**EXERCISE INPUT**
- - -

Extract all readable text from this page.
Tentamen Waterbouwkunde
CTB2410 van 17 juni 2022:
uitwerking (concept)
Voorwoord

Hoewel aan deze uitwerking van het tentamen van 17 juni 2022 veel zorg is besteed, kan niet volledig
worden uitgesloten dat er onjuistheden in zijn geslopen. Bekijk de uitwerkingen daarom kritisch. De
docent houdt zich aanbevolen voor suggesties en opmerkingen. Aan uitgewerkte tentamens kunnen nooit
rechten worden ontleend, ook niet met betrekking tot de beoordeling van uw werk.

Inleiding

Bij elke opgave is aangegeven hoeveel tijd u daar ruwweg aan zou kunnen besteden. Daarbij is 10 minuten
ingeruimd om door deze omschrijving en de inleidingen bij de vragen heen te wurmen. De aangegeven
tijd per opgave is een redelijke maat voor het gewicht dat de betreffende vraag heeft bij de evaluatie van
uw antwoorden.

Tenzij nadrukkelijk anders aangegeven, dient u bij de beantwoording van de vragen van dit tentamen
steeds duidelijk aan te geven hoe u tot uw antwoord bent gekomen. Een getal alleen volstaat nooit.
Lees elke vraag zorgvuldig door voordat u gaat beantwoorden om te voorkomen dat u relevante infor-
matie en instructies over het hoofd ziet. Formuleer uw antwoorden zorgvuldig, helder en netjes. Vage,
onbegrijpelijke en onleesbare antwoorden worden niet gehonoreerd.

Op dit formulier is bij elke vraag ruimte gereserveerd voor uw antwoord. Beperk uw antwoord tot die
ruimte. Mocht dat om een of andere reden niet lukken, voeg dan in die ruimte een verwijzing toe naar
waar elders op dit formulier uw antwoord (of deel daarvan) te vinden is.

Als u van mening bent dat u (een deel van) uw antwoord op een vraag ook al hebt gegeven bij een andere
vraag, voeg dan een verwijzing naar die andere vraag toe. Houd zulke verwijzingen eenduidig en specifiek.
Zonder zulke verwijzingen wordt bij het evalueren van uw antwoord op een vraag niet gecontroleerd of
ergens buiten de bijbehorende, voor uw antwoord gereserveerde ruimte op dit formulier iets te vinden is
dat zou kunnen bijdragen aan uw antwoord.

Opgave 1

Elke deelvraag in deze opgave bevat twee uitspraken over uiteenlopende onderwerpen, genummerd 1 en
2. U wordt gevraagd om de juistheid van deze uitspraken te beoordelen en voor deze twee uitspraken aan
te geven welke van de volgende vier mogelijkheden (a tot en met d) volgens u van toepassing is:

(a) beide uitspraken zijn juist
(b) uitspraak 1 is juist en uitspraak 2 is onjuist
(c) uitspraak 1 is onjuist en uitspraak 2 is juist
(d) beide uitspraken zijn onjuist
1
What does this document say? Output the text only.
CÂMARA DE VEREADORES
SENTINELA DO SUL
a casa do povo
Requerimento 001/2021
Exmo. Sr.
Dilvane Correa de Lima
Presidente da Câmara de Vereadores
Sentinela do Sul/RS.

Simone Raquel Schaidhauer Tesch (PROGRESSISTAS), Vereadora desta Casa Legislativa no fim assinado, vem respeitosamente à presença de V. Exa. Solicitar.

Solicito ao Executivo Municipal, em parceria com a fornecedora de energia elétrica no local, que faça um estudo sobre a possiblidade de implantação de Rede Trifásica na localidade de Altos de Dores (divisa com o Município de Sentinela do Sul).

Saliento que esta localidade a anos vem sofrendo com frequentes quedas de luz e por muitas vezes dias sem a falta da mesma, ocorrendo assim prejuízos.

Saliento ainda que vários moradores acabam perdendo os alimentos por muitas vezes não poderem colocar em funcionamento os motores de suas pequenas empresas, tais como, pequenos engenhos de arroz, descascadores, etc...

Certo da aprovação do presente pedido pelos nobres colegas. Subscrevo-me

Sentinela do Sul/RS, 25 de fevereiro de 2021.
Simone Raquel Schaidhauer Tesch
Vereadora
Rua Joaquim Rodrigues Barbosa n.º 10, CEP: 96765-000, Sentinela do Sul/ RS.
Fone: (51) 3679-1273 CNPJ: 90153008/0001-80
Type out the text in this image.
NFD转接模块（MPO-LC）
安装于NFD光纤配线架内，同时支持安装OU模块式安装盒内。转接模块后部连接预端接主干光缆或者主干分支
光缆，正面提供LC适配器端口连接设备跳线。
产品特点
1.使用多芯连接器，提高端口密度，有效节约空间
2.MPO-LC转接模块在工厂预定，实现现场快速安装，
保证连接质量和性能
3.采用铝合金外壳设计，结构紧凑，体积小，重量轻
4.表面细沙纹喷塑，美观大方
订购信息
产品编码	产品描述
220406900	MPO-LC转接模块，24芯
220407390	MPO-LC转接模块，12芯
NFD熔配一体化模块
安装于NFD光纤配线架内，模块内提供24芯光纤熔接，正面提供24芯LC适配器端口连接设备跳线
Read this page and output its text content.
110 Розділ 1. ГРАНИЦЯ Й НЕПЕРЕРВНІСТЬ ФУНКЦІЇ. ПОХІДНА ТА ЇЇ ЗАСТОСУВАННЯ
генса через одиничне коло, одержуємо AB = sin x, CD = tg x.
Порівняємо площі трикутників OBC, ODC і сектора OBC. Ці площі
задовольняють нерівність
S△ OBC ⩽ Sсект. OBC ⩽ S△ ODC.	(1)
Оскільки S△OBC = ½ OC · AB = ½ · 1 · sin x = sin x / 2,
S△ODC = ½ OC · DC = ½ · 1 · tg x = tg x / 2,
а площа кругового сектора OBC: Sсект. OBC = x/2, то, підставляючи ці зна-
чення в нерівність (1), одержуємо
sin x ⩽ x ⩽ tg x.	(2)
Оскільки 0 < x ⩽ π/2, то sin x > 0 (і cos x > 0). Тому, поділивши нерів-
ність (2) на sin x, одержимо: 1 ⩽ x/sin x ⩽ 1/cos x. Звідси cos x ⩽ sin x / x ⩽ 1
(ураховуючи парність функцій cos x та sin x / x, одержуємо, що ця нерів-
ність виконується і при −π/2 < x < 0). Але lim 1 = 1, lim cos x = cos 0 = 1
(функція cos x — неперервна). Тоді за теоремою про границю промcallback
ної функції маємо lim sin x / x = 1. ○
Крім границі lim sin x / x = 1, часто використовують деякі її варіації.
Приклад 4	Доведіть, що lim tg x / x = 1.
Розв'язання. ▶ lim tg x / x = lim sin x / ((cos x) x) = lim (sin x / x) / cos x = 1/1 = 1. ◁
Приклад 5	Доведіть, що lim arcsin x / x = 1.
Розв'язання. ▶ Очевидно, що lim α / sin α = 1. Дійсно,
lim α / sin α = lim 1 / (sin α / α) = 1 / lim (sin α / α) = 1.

- - -

**STATED TASK**
Go through the records and copy each line with "tijd" in it.

**WRITTEN SOLUTION**
Bij elke opgave is aangegeven hoeveel tijd u daar ruwweg aan zou kunnen besteden. Daarbij is 10 minuten
tijd per opgave is een redelijke maat voor het gewicht dat de betreffende vraag heeft bij de evaluatie van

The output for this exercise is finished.